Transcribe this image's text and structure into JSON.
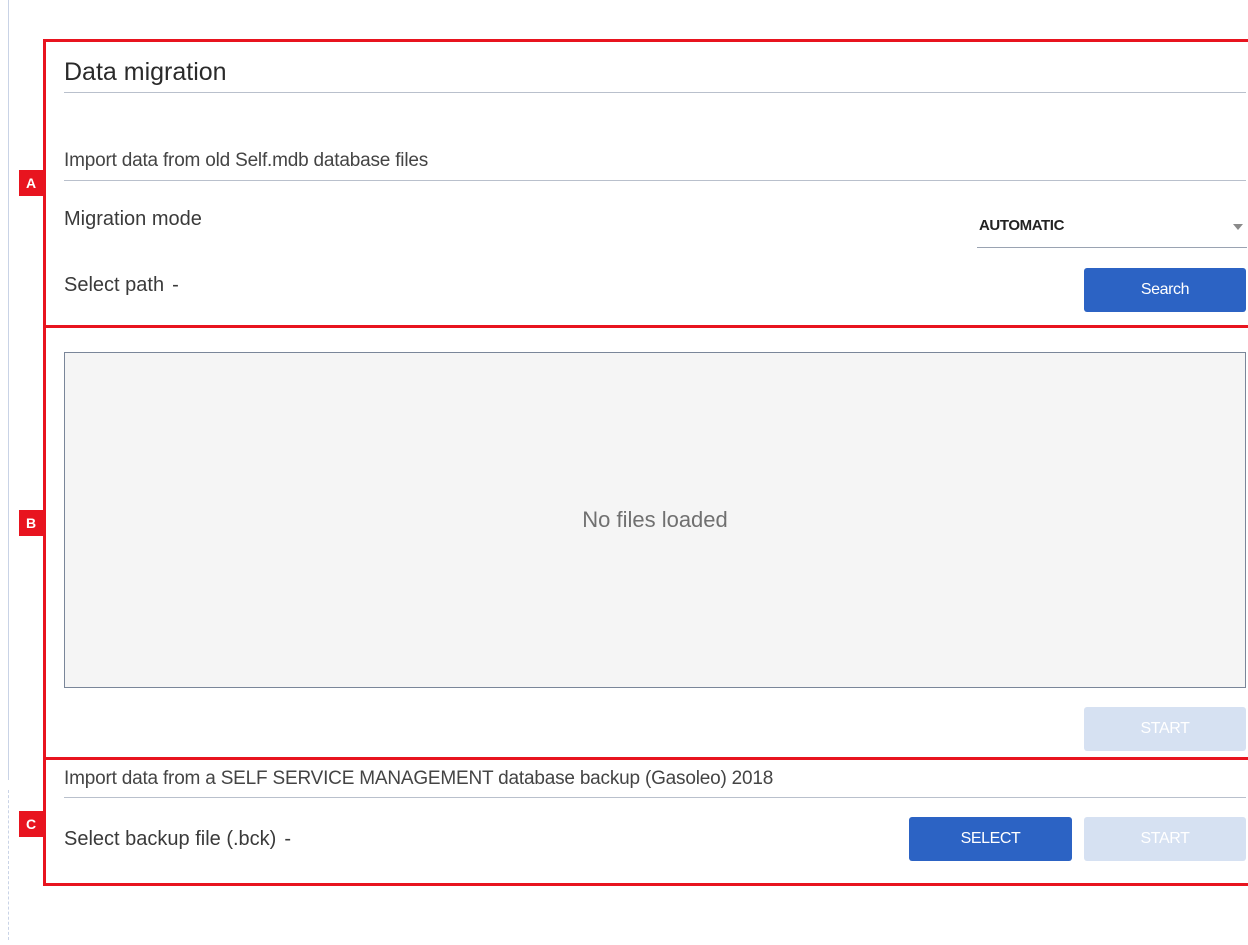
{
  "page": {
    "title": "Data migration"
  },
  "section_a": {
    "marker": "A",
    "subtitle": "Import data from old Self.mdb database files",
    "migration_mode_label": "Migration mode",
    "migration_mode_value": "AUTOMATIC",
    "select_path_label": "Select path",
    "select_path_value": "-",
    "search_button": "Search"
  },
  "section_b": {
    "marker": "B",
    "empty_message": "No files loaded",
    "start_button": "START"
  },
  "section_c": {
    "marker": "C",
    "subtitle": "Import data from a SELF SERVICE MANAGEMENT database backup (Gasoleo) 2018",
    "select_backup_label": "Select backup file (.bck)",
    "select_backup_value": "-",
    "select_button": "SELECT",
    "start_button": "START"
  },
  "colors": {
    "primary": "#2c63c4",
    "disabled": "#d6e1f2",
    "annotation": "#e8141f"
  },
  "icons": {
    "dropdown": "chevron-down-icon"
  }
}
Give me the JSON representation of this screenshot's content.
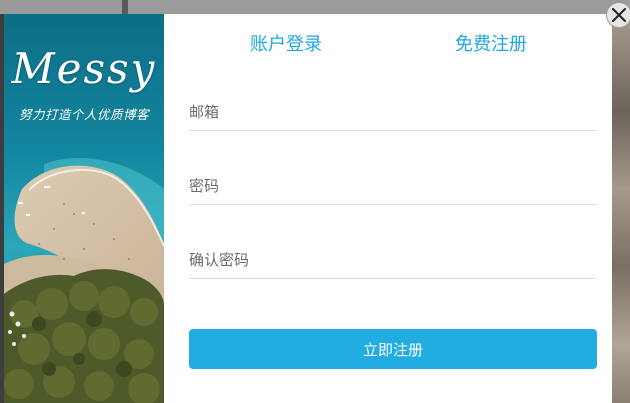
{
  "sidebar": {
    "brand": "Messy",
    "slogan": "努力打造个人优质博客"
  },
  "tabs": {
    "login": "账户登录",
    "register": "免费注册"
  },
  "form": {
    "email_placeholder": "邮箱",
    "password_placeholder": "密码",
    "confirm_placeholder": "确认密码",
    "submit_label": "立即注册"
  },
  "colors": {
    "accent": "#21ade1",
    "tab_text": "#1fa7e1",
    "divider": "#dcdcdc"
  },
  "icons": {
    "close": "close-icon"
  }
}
● ● ● ●
Read the entries and show each line that mentions "Import".

Correct result:
    "subtitle": "Import data from old Self.mdb database files",
    "subtitle": "Import data from a SELF SERVICE MANAGEMENT database backup (Gasoleo) 2018",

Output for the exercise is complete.